> _Dataset records_:
******************************
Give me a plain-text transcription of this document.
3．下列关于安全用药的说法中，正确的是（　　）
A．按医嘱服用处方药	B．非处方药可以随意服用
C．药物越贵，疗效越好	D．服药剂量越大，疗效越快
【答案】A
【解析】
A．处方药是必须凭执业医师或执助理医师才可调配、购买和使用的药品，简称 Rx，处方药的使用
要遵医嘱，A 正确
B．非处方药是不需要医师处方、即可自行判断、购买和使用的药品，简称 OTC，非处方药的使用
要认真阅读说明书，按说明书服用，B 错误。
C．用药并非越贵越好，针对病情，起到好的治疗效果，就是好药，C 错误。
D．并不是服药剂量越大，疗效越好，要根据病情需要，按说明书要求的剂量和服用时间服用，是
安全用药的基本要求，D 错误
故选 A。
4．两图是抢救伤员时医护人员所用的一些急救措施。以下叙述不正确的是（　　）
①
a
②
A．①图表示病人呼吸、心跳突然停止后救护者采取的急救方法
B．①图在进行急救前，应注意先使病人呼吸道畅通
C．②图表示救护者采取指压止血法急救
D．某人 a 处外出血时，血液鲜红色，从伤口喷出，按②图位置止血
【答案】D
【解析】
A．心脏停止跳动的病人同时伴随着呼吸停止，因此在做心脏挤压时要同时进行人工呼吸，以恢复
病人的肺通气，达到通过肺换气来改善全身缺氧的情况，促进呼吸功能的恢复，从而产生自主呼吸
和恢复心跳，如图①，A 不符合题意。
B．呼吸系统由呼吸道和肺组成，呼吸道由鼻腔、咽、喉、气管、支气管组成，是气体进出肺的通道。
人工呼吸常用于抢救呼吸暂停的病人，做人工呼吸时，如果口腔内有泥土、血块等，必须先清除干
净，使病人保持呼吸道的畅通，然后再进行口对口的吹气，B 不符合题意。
******************************
> _Written exercise_: Copy all lines from the entries that contain the word "疗效越好".

> _Task response_:
C．药物越贵，疗效越好	D．服药剂量越大，疗效越快
D．并不是服药剂量越大，疗效越好，要根据病情需要，按说明书要求的剂量和服用时间服用，是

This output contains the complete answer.